* Records supplied
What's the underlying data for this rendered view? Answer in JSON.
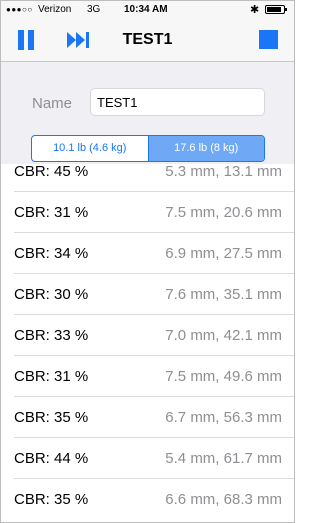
{
  "status_bar": {
    "carrier": "Verizon",
    "network": "3G",
    "time": "10:34 AM",
    "signal_icon": "signal-dots-icon",
    "bluetooth_icon": "bluetooth-icon",
    "battery_icon": "battery-icon"
  },
  "nav": {
    "title": "TEST1",
    "left_icons": [
      "pause-icon",
      "skip-forward-icon"
    ],
    "right_icon": "stop-icon"
  },
  "form": {
    "name_label": "Name",
    "name_value": "TEST1",
    "weight_options": [
      "10.1 lb (4.6 kg)",
      "17.6 lb (8 kg)"
    ],
    "selected_weight": "17.6 lb (8 kg)"
  },
  "results": [
    {
      "cbr": "CBR: 45 %",
      "dims": "5.3 mm, 13.1 mm"
    },
    {
      "cbr": "CBR: 31 %",
      "dims": "7.5 mm, 20.6 mm"
    },
    {
      "cbr": "CBR: 34 %",
      "dims": "6.9 mm, 27.5 mm"
    },
    {
      "cbr": "CBR: 30 %",
      "dims": "7.6 mm, 35.1 mm"
    },
    {
      "cbr": "CBR: 33 %",
      "dims": "7.0 mm, 42.1 mm"
    },
    {
      "cbr": "CBR: 31 %",
      "dims": "7.5 mm, 49.6 mm"
    },
    {
      "cbr": "CBR: 35 %",
      "dims": "6.7 mm, 56.3 mm"
    },
    {
      "cbr": "CBR: 44 %",
      "dims": "5.4 mm, 61.7 mm"
    },
    {
      "cbr": "CBR: 35 %",
      "dims": "6.6 mm, 68.3 mm"
    }
  ],
  "colors": {
    "accent": "#1a76f5",
    "segment_selected": "#6fa9f6",
    "form_background": "#efeff4",
    "secondary_text": "#8e8e93"
  }
}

* What needs to be done
From the listing, extract all text exactly as given and drop any picture.

* Exercise output
What's the underlying data for this rendered view? Answer in JSON.
{
  "status_bar": {
    "carrier": "Verizon",
    "network": "3G",
    "time": "10:34 AM",
    "signal_icon": "signal-dots-icon",
    "bluetooth_icon": "bluetooth-icon",
    "battery_icon": "battery-icon"
  },
  "nav": {
    "title": "TEST1",
    "left_icons": [
      "pause-icon",
      "skip-forward-icon"
    ],
    "right_icon": "stop-icon"
  },
  "form": {
    "name_label": "Name",
    "name_value": "TEST1",
    "weight_options": [
      "10.1 lb (4.6 kg)",
      "17.6 lb (8 kg)"
    ],
    "selected_weight": "17.6 lb (8 kg)"
  },
  "results": [
    {
      "cbr": "CBR: 45 %",
      "dims": "5.3 mm, 13.1 mm"
    },
    {
      "cbr": "CBR: 31 %",
      "dims": "7.5 mm, 20.6 mm"
    },
    {
      "cbr": "CBR: 34 %",
      "dims": "6.9 mm, 27.5 mm"
    },
    {
      "cbr": "CBR: 30 %",
      "dims": "7.6 mm, 35.1 mm"
    },
    {
      "cbr": "CBR: 33 %",
      "dims": "7.0 mm, 42.1 mm"
    },
    {
      "cbr": "CBR: 31 %",
      "dims": "7.5 mm, 49.6 mm"
    },
    {
      "cbr": "CBR: 35 %",
      "dims": "6.7 mm, 56.3 mm"
    },
    {
      "cbr": "CBR: 44 %",
      "dims": "5.4 mm, 61.7 mm"
    },
    {
      "cbr": "CBR: 35 %",
      "dims": "6.6 mm, 68.3 mm"
    }
  ],
  "colors": {
    "accent": "#1a76f5",
    "segment_selected": "#6fa9f6",
    "form_background": "#efeff4",
    "secondary_text": "#8e8e93"
  }
}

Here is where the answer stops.